Items from a data source
▼

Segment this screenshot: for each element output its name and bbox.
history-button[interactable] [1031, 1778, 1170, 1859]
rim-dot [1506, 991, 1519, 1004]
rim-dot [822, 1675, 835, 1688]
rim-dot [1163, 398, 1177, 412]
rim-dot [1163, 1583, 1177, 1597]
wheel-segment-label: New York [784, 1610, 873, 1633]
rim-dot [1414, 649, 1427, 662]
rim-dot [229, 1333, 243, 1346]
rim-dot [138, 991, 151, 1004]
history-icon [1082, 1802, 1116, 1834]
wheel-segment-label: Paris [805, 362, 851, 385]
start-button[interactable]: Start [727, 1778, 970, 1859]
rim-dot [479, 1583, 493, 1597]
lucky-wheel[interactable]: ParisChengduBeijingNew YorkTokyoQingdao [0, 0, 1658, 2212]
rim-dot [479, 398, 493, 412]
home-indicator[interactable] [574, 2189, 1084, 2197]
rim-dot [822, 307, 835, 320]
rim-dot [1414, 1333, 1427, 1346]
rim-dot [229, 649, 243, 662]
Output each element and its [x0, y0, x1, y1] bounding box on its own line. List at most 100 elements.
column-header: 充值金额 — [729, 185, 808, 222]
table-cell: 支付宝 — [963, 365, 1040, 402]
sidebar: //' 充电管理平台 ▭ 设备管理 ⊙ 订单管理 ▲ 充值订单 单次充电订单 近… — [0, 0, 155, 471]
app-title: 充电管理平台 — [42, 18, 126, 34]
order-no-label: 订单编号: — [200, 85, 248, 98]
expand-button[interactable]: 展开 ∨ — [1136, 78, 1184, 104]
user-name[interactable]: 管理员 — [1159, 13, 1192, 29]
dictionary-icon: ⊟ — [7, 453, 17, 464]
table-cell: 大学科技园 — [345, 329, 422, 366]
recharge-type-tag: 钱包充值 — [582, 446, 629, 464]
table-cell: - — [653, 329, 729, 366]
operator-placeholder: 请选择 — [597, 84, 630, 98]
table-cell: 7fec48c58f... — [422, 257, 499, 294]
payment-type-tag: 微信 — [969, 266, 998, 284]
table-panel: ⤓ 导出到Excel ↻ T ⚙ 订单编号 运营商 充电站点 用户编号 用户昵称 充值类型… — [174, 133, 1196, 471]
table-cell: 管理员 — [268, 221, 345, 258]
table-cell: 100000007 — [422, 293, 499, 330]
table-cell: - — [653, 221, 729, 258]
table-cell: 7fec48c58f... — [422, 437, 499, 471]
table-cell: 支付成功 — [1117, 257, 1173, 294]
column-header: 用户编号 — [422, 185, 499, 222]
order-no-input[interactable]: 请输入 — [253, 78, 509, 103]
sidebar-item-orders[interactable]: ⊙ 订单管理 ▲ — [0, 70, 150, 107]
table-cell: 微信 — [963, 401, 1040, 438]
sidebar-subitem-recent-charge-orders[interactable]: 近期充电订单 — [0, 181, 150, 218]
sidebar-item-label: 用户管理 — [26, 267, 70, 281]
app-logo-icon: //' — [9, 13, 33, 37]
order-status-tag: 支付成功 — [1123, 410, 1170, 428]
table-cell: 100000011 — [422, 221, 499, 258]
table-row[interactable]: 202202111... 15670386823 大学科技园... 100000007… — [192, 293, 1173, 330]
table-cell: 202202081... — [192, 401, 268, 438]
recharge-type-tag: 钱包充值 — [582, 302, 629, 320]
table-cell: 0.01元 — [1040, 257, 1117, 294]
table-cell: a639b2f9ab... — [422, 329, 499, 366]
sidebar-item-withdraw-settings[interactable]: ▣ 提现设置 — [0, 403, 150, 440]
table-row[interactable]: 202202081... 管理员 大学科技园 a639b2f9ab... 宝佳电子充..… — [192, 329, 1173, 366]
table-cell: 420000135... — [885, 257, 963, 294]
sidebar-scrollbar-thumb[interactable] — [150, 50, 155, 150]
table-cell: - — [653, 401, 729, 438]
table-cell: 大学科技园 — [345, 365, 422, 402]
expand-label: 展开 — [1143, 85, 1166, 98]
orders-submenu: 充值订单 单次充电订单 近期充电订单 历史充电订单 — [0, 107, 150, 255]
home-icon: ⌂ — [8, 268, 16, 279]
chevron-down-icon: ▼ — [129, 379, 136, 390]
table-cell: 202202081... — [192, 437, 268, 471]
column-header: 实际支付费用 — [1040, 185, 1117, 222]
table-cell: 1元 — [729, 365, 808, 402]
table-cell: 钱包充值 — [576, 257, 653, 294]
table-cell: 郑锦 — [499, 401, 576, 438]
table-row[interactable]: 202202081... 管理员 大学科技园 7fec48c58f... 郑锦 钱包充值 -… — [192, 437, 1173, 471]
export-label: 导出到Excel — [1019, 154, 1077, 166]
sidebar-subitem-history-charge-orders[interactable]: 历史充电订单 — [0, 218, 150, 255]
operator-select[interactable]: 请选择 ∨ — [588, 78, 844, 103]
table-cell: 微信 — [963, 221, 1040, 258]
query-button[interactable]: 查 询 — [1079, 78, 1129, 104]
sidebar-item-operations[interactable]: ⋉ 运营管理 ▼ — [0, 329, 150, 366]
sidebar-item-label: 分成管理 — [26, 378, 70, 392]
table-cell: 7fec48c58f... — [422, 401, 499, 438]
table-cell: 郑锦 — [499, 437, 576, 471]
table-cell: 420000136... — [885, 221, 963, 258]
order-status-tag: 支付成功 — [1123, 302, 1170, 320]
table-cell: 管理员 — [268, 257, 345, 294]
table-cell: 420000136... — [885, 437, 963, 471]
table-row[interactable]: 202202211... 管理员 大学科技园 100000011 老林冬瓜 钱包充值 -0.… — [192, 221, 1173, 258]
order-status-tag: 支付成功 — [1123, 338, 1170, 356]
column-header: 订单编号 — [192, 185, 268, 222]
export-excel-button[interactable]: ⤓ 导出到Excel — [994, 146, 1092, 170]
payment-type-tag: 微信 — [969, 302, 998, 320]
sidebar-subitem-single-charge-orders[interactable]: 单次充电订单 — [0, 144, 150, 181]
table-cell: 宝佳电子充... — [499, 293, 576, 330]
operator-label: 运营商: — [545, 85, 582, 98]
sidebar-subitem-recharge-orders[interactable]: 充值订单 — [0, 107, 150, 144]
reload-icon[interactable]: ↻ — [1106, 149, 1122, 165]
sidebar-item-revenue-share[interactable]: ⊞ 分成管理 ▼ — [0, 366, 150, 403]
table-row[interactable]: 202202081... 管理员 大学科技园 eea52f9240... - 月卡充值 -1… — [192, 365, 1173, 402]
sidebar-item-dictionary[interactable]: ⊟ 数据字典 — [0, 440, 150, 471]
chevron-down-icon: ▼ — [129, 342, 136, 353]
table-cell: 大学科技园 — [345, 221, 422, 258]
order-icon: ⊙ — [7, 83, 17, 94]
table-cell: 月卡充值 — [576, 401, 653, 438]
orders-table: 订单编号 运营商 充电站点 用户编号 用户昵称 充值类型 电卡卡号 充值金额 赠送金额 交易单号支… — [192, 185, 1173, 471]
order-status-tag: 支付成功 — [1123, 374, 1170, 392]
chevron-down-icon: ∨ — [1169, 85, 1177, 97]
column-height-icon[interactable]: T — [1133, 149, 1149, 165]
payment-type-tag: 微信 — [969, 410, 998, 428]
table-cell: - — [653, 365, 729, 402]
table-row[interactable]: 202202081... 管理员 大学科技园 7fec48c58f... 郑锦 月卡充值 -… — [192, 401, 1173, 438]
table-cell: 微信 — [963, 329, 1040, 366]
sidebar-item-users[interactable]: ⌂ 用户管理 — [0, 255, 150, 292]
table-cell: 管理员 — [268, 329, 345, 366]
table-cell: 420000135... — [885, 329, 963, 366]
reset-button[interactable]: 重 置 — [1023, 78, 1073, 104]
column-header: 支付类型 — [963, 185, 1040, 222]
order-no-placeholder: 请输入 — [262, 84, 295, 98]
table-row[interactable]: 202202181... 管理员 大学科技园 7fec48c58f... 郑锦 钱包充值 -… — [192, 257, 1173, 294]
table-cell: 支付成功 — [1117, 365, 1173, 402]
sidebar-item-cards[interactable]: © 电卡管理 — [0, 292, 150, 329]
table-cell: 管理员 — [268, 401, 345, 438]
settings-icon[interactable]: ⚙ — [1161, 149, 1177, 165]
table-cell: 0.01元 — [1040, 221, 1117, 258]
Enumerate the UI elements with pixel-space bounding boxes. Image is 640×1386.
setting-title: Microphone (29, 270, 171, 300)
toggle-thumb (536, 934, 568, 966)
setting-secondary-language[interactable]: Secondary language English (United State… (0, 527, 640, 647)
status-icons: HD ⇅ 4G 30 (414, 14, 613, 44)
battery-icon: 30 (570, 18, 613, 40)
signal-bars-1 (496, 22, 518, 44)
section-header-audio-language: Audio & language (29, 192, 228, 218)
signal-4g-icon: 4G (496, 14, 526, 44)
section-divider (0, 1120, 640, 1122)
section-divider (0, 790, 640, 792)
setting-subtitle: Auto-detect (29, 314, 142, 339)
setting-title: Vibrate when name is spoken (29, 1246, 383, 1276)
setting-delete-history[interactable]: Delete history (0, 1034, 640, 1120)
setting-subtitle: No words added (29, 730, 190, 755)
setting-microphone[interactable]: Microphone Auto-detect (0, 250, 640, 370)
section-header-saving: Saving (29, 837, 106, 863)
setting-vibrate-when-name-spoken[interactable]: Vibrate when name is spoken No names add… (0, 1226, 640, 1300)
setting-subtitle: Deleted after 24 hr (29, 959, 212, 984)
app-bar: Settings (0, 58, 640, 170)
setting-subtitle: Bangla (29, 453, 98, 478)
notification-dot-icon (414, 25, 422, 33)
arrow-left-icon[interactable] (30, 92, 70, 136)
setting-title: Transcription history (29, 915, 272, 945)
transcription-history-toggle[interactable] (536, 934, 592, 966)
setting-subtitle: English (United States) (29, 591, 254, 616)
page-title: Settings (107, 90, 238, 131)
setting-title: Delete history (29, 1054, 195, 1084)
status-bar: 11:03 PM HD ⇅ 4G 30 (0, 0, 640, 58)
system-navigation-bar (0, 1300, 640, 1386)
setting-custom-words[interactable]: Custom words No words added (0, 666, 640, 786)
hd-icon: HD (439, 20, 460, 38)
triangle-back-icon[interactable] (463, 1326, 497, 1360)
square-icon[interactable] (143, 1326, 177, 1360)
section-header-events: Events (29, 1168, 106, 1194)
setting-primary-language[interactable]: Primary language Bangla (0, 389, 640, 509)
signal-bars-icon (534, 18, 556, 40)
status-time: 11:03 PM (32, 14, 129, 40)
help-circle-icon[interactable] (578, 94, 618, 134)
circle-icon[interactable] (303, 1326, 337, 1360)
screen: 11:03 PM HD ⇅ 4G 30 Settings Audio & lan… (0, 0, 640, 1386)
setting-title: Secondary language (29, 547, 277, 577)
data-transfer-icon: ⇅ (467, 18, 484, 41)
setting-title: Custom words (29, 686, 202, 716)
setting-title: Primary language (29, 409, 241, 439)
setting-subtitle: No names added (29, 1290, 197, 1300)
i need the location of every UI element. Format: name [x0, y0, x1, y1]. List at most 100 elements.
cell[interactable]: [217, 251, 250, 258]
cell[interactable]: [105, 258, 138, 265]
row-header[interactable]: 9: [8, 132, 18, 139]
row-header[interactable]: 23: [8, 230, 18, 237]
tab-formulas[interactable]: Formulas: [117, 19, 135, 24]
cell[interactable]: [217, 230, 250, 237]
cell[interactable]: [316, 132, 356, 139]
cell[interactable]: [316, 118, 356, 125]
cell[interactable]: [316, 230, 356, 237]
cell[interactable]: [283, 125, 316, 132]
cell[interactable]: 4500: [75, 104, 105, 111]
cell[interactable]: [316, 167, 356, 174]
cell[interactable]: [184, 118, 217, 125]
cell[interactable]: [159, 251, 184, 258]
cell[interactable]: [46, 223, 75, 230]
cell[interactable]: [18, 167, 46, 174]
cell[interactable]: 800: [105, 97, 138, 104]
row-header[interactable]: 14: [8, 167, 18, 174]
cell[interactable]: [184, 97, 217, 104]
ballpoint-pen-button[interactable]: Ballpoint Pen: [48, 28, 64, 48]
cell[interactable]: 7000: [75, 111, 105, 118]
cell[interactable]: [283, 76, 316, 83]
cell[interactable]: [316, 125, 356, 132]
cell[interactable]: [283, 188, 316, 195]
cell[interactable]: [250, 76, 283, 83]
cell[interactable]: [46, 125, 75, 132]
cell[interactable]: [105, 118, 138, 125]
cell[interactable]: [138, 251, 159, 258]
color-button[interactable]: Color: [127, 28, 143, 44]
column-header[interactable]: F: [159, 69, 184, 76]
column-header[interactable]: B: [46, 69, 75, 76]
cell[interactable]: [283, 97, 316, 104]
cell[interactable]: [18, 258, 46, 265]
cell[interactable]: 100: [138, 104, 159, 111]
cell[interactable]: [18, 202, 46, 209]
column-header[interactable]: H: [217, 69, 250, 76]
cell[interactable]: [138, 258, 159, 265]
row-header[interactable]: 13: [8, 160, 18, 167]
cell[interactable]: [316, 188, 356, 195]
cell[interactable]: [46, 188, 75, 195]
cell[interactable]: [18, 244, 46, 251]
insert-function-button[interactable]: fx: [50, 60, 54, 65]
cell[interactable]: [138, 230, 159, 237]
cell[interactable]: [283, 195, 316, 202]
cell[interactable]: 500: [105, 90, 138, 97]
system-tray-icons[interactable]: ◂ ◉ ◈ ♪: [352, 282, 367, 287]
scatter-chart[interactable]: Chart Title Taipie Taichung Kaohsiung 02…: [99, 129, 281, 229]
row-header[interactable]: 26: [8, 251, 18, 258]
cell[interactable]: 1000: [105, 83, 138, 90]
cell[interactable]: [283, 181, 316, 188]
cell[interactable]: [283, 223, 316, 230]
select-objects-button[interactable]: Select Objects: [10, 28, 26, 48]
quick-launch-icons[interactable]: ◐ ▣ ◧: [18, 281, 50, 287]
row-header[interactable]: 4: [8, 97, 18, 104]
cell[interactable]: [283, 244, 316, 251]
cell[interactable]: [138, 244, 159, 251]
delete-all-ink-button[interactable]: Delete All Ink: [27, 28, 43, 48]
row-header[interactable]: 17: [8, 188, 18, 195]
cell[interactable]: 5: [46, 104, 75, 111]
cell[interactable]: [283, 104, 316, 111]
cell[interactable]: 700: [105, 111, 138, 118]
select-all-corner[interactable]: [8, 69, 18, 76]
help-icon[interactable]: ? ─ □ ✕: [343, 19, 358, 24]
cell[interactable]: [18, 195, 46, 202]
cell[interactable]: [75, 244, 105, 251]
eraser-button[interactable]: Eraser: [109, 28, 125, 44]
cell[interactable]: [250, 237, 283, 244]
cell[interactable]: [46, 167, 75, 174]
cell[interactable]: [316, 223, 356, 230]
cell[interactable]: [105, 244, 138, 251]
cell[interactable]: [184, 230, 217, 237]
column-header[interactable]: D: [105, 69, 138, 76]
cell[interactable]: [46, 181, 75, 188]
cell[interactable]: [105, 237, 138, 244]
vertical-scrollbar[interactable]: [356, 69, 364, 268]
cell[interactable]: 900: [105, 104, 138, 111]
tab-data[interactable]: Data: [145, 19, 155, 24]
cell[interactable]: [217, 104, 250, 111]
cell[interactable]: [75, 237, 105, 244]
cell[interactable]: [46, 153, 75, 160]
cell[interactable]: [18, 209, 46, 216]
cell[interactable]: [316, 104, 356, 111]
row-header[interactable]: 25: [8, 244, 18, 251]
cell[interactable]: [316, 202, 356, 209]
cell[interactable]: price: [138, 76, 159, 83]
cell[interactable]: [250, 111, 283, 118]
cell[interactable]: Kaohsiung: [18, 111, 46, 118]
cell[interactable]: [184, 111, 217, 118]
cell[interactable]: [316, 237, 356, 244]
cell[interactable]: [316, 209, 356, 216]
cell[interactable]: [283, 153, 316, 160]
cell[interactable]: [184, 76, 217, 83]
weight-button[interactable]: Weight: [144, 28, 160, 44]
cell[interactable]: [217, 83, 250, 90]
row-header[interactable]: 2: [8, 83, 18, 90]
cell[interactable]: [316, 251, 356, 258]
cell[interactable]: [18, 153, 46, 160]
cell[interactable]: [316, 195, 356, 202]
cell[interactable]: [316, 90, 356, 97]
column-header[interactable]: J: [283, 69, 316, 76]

▲

Problem to solve
Copy the data again word for word, from its first line up to and including the line with "rim-dot [479, 1583, 493, 1597]".

Task response
Segment this screenshot: for each element output its name and bbox.
history-button[interactable] [1031, 1778, 1170, 1859]
rim-dot [1506, 991, 1519, 1004]
rim-dot [822, 1675, 835, 1688]
rim-dot [1163, 398, 1177, 412]
rim-dot [1163, 1583, 1177, 1597]
wheel-segment-label: New York [784, 1610, 873, 1633]
rim-dot [1414, 649, 1427, 662]
rim-dot [229, 1333, 243, 1346]
rim-dot [138, 991, 151, 1004]
history-icon [1082, 1802, 1116, 1834]
wheel-segment-label: Paris [805, 362, 851, 385]
start-button[interactable]: Start [727, 1778, 970, 1859]
rim-dot [479, 1583, 493, 1597]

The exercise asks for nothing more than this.